● **Exercise description**
Return all entries precisely as they stand, without the images.

● **Entries supplied**
** start **

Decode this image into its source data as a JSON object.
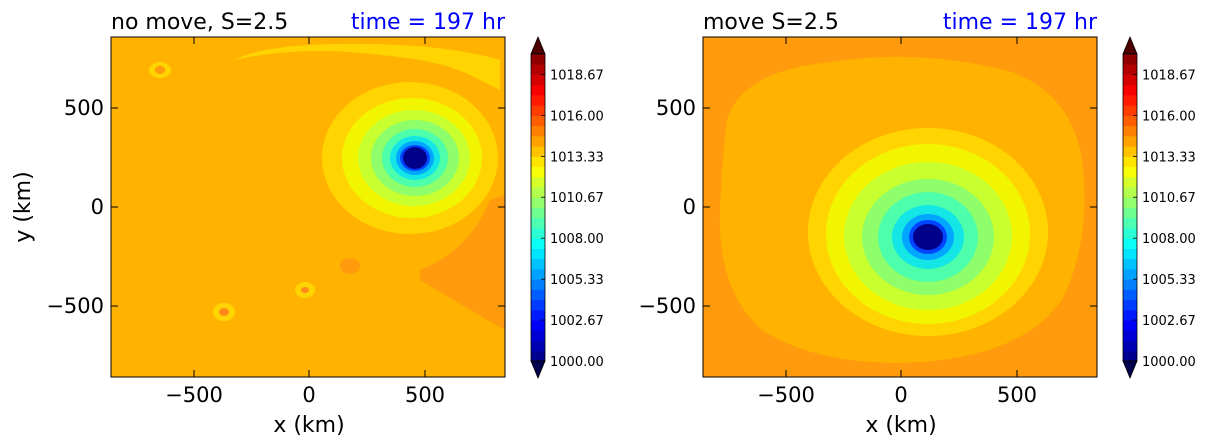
{
  "chart_data": [
    {
      "type": "contour",
      "title_left": "no move, S=2.5",
      "title_right": "time = 197 hr",
      "xlabel": "x (km)",
      "ylabel": "y (km)",
      "xlim": [
        -850,
        850
      ],
      "ylim": [
        -850,
        850
      ],
      "xticks": [
        -500,
        0,
        500
      ],
      "yticks": [
        -500,
        0,
        500
      ],
      "xtick_labels": [
        "−500",
        "0",
        "500"
      ],
      "ytick_labels": [
        "−500",
        "0",
        "500"
      ],
      "colorbar": {
        "range": [
          1000,
          1020
        ],
        "levels": 30,
        "tick_values": [
          1000.0,
          1002.67,
          1005.33,
          1008.0,
          1010.67,
          1013.33,
          1016.0,
          1018.67
        ],
        "tick_labels": [
          "1000.00",
          "1002.67",
          "1005.33",
          "1008.00",
          "1010.67",
          "1013.33",
          "1016.00",
          "1018.67"
        ],
        "extend": "both",
        "colormap": "jet"
      },
      "vortex_center": [
        460,
        240
      ],
      "background_level": 1014.5
    },
    {
      "type": "contour",
      "title_left": "move S=2.5",
      "title_right": "time = 197 hr",
      "xlabel": "x (km)",
      "ylabel": "",
      "xlim": [
        -850,
        850
      ],
      "ylim": [
        -850,
        850
      ],
      "xticks": [
        -500,
        0,
        500
      ],
      "yticks": [
        -500,
        0,
        500
      ],
      "xtick_labels": [
        "−500",
        "0",
        "500"
      ],
      "ytick_labels": [
        "−500",
        "0",
        "500"
      ],
      "colorbar": {
        "range": [
          1000,
          1020
        ],
        "levels": 30,
        "tick_values": [
          1000.0,
          1002.67,
          1005.33,
          1008.0,
          1010.67,
          1013.33,
          1016.0,
          1018.67
        ],
        "tick_labels": [
          "1000.00",
          "1002.67",
          "1005.33",
          "1008.00",
          "1010.67",
          "1013.33",
          "1016.00",
          "1018.67"
        ],
        "extend": "both",
        "colormap": "jet"
      },
      "vortex_center": [
        120,
        -160
      ],
      "background_level": 1014.5
    }
  ]
}
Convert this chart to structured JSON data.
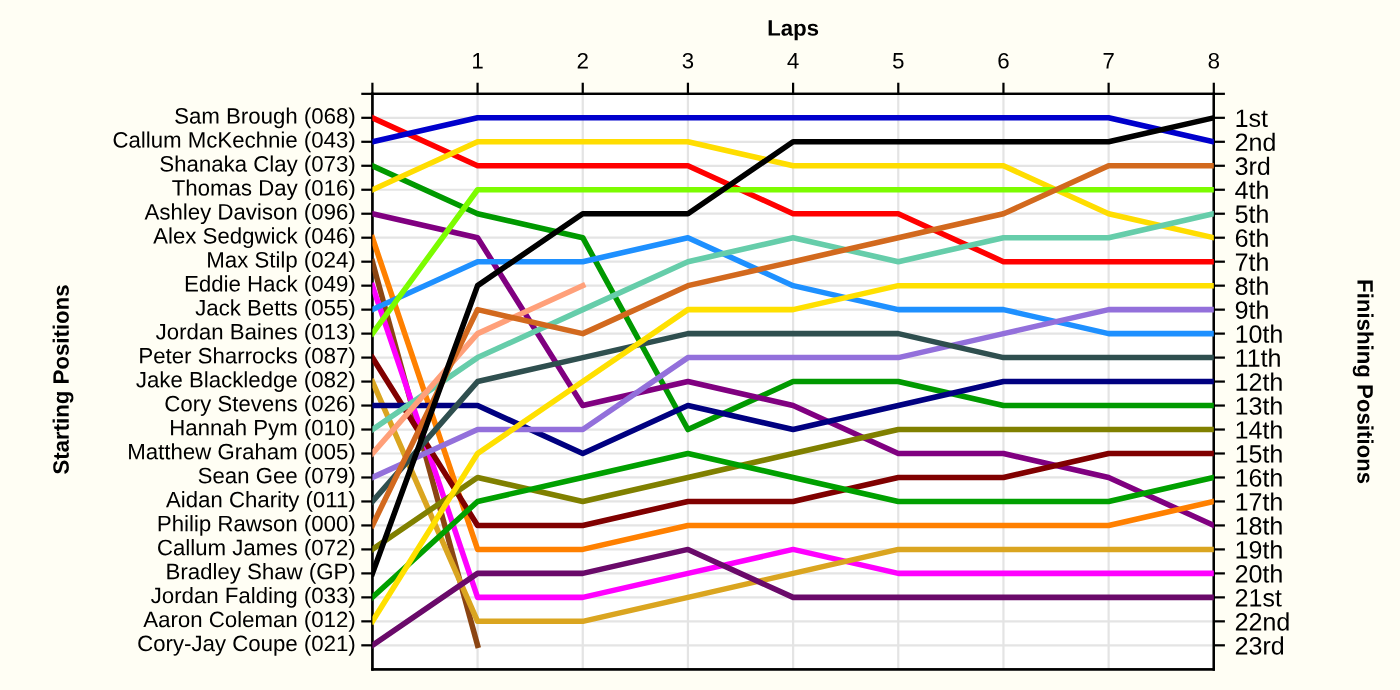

** end **

● **Completed task**
Decode this image into its source data as a JSON object.
{
  "chart_data": [
    {
      "type": "contour",
      "title_left": "no move, S=2.5",
      "title_right": "time = 197 hr",
      "xlabel": "x (km)",
      "ylabel": "y (km)",
      "xlim": [
        -850,
        850
      ],
      "ylim": [
        -850,
        850
      ],
      "xticks": [
        -500,
        0,
        500
      ],
      "yticks": [
        -500,
        0,
        500
      ],
      "xtick_labels": [
        "−500",
        "0",
        "500"
      ],
      "ytick_labels": [
        "−500",
        "0",
        "500"
      ],
      "colorbar": {
        "range": [
          1000,
          1020
        ],
        "levels": 30,
        "tick_values": [
          1000.0,
          1002.67,
          1005.33,
          1008.0,
          1010.67,
          1013.33,
          1016.0,
          1018.67
        ],
        "tick_labels": [
          "1000.00",
          "1002.67",
          "1005.33",
          "1008.00",
          "1010.67",
          "1013.33",
          "1016.00",
          "1018.67"
        ],
        "extend": "both",
        "colormap": "jet"
      },
      "vortex_center": [
        460,
        240
      ],
      "background_level": 1014.5
    },
    {
      "type": "contour",
      "title_left": "move S=2.5",
      "title_right": "time = 197 hr",
      "xlabel": "x (km)",
      "ylabel": "",
      "xlim": [
        -850,
        850
      ],
      "ylim": [
        -850,
        850
      ],
      "xticks": [
        -500,
        0,
        500
      ],
      "yticks": [
        -500,
        0,
        500
      ],
      "xtick_labels": [
        "−500",
        "0",
        "500"
      ],
      "ytick_labels": [
        "−500",
        "0",
        "500"
      ],
      "colorbar": {
        "range": [
          1000,
          1020
        ],
        "levels": 30,
        "tick_values": [
          1000.0,
          1002.67,
          1005.33,
          1008.0,
          1010.67,
          1013.33,
          1016.0,
          1018.67
        ],
        "tick_labels": [
          "1000.00",
          "1002.67",
          "1005.33",
          "1008.00",
          "1010.67",
          "1013.33",
          "1016.00",
          "1018.67"
        ],
        "extend": "both",
        "colormap": "jet"
      },
      "vortex_center": [
        120,
        -160
      ],
      "background_level": 1014.5
    }
  ]
}
Convert this chart to structured JSON data.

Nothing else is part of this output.